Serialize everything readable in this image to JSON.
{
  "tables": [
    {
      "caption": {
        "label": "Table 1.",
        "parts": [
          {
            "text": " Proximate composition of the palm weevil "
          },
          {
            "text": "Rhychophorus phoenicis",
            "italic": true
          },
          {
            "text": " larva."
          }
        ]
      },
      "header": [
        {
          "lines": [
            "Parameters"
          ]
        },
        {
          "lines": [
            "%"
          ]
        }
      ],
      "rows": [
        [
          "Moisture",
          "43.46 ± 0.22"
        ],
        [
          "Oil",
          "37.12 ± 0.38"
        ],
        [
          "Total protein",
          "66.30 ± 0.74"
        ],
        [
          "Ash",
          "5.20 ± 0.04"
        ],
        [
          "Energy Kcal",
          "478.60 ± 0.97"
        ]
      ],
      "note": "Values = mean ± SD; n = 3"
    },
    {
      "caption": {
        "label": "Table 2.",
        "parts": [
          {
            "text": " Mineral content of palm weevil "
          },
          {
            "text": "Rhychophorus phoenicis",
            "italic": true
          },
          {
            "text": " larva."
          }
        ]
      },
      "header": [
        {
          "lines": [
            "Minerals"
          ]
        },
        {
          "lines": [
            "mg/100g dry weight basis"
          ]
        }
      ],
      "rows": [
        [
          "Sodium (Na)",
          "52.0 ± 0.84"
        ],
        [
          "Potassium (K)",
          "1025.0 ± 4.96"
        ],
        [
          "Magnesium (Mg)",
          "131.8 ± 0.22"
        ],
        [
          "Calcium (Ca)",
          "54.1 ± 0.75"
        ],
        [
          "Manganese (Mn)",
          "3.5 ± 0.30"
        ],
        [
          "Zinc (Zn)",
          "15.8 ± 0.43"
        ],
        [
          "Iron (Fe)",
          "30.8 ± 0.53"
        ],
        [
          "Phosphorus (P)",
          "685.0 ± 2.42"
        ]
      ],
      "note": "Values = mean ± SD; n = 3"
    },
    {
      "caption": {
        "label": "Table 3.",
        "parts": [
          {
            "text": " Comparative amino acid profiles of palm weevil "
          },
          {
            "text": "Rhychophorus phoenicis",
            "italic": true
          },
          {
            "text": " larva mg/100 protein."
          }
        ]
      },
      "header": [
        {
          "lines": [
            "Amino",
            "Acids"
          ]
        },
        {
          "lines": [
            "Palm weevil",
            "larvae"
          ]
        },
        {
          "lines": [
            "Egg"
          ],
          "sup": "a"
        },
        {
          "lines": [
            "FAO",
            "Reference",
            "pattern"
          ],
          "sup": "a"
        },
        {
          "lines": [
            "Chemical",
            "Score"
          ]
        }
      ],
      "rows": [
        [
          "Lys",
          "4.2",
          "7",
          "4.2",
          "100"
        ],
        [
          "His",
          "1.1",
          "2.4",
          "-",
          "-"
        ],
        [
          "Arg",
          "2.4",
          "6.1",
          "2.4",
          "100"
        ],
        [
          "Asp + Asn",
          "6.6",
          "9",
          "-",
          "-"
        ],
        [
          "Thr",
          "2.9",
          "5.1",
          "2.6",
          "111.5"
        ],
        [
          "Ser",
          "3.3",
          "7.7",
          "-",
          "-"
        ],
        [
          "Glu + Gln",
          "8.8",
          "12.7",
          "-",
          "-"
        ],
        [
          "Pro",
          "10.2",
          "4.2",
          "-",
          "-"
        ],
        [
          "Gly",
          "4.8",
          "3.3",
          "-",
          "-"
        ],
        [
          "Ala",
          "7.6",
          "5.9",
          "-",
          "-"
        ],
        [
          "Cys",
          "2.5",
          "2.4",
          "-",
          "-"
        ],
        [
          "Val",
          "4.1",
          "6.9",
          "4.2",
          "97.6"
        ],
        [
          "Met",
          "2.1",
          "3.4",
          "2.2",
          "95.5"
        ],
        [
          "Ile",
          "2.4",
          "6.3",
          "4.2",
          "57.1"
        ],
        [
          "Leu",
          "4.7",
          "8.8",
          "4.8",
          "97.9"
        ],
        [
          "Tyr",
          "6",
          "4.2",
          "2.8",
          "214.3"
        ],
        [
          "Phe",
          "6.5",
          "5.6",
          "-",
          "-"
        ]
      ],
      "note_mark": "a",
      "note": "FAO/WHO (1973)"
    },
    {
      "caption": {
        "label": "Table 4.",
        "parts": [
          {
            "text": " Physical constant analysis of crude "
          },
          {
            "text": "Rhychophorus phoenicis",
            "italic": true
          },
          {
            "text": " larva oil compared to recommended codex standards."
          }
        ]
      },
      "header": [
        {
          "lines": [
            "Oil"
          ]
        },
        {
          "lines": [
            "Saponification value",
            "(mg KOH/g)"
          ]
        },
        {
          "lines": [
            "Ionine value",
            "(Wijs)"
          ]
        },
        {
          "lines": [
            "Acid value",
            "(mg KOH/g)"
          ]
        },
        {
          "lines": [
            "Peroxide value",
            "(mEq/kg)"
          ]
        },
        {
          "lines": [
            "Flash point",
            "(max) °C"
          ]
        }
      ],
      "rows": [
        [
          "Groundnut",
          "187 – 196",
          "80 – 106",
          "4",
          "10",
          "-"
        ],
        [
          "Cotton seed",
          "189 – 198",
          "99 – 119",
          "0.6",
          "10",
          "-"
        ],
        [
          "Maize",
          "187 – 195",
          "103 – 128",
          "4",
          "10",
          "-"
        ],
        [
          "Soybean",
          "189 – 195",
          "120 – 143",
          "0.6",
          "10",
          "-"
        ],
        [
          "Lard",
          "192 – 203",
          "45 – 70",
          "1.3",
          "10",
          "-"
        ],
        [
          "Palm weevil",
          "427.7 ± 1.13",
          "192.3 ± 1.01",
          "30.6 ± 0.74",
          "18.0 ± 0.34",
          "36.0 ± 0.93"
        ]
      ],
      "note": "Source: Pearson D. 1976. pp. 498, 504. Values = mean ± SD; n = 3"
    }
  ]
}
☆ ☆ ☆ ☆ ☆ ☆ ☆
AIM OF THE EXERCISE: Once you have read the records above, write them out again exactly.

EXPECTED ANSWER:
Serialize everything readable in this image to JSON.
{
  "tables": [
    {
      "caption": {
        "label": "Table 1.",
        "parts": [
          {
            "text": " Proximate composition of the palm weevil "
          },
          {
            "text": "Rhychophorus phoenicis",
            "italic": true
          },
          {
            "text": " larva."
          }
        ]
      },
      "header": [
        {
          "lines": [
            "Parameters"
          ]
        },
        {
          "lines": [
            "%"
          ]
        }
      ],
      "rows": [
        [
          "Moisture",
          "43.46 ± 0.22"
        ],
        [
          "Oil",
          "37.12 ± 0.38"
        ],
        [
          "Total protein",
          "66.30 ± 0.74"
        ],
        [
          "Ash",
          "5.20 ± 0.04"
        ],
        [
          "Energy Kcal",
          "478.60 ± 0.97"
        ]
      ],
      "note": "Values = mean ± SD; n = 3"
    },
    {
      "caption": {
        "label": "Table 2.",
        "parts": [
          {
            "text": " Mineral content of palm weevil "
          },
          {
            "text": "Rhychophorus phoenicis",
            "italic": true
          },
          {
            "text": " larva."
          }
        ]
      },
      "header": [
        {
          "lines": [
            "Minerals"
          ]
        },
        {
          "lines": [
            "mg/100g dry weight basis"
          ]
        }
      ],
      "rows": [
        [
          "Sodium (Na)",
          "52.0 ± 0.84"
        ],
        [
          "Potassium (K)",
          "1025.0 ± 4.96"
        ],
        [
          "Magnesium (Mg)",
          "131.8 ± 0.22"
        ],
        [
          "Calcium (Ca)",
          "54.1 ± 0.75"
        ],
        [
          "Manganese (Mn)",
          "3.5 ± 0.30"
        ],
        [
          "Zinc (Zn)",
          "15.8 ± 0.43"
        ],
        [
          "Iron (Fe)",
          "30.8 ± 0.53"
        ],
        [
          "Phosphorus (P)",
          "685.0 ± 2.42"
        ]
      ],
      "note": "Values = mean ± SD; n = 3"
    },
    {
      "caption": {
        "label": "Table 3.",
        "parts": [
          {
            "text": " Comparative amino acid profiles of palm weevil "
          },
          {
            "text": "Rhychophorus phoenicis",
            "italic": true
          },
          {
            "text": " larva mg/100 protein."
          }
        ]
      },
      "header": [
        {
          "lines": [
            "Amino",
            "Acids"
          ]
        },
        {
          "lines": [
            "Palm weevil",
            "larvae"
          ]
        },
        {
          "lines": [
            "Egg"
          ],
          "sup": "a"
        },
        {
          "lines": [
            "FAO",
            "Reference",
            "pattern"
          ],
          "sup": "a"
        },
        {
          "lines": [
            "Chemical",
            "Score"
          ]
        }
      ],
      "rows": [
        [
          "Lys",
          "4.2",
          "7",
          "4.2",
          "100"
        ],
        [
          "His",
          "1.1",
          "2.4",
          "-",
          "-"
        ],
        [
          "Arg",
          "2.4",
          "6.1",
          "2.4",
          "100"
        ],
        [
          "Asp + Asn",
          "6.6",
          "9",
          "-",
          "-"
        ],
        [
          "Thr",
          "2.9",
          "5.1",
          "2.6",
          "111.5"
        ],
        [
          "Ser",
          "3.3",
          "7.7",
          "-",
          "-"
        ],
        [
          "Glu + Gln",
          "8.8",
          "12.7",
          "-",
          "-"
        ],
        [
          "Pro",
          "10.2",
          "4.2",
          "-",
          "-"
        ],
        [
          "Gly",
          "4.8",
          "3.3",
          "-",
          "-"
        ],
        [
          "Ala",
          "7.6",
          "5.9",
          "-",
          "-"
        ],
        [
          "Cys",
          "2.5",
          "2.4",
          "-",
          "-"
        ],
        [
          "Val",
          "4.1",
          "6.9",
          "4.2",
          "97.6"
        ],
        [
          "Met",
          "2.1",
          "3.4",
          "2.2",
          "95.5"
        ],
        [
          "Ile",
          "2.4",
          "6.3",
          "4.2",
          "57.1"
        ],
        [
          "Leu",
          "4.7",
          "8.8",
          "4.8",
          "97.9"
        ],
        [
          "Tyr",
          "6",
          "4.2",
          "2.8",
          "214.3"
        ],
        [
          "Phe",
          "6.5",
          "5.6",
          "-",
          "-"
        ]
      ],
      "note_mark": "a",
      "note": "FAO/WHO (1973)"
    },
    {
      "caption": {
        "label": "Table 4.",
        "parts": [
          {
            "text": " Physical constant analysis of crude "
          },
          {
            "text": "Rhychophorus phoenicis",
            "italic": true
          },
          {
            "text": " larva oil compared to recommended codex standards."
          }
        ]
      },
      "header": [
        {
          "lines": [
            "Oil"
          ]
        },
        {
          "lines": [
            "Saponification value",
            "(mg KOH/g)"
          ]
        },
        {
          "lines": [
            "Ionine value",
            "(Wijs)"
          ]
        },
        {
          "lines": [
            "Acid value",
            "(mg KOH/g)"
          ]
        },
        {
          "lines": [
            "Peroxide value",
            "(mEq/kg)"
          ]
        },
        {
          "lines": [
            "Flash point",
            "(max) °C"
          ]
        }
      ],
      "rows": [
        [
          "Groundnut",
          "187 – 196",
          "80 – 106",
          "4",
          "10",
          "-"
        ],
        [
          "Cotton seed",
          "189 – 198",
          "99 – 119",
          "0.6",
          "10",
          "-"
        ],
        [
          "Maize",
          "187 – 195",
          "103 – 128",
          "4",
          "10",
          "-"
        ],
        [
          "Soybean",
          "189 – 195",
          "120 – 143",
          "0.6",
          "10",
          "-"
        ],
        [
          "Lard",
          "192 – 203",
          "45 – 70",
          "1.3",
          "10",
          "-"
        ],
        [
          "Palm weevil",
          "427.7 ± 1.13",
          "192.3 ± 1.01",
          "30.6 ± 0.74",
          "18.0 ± 0.34",
          "36.0 ± 0.93"
        ]
      ],
      "note": "Source: Pearson D. 1976. pp. 498, 504. Values = mean ± SD; n = 3"
    }
  ]
}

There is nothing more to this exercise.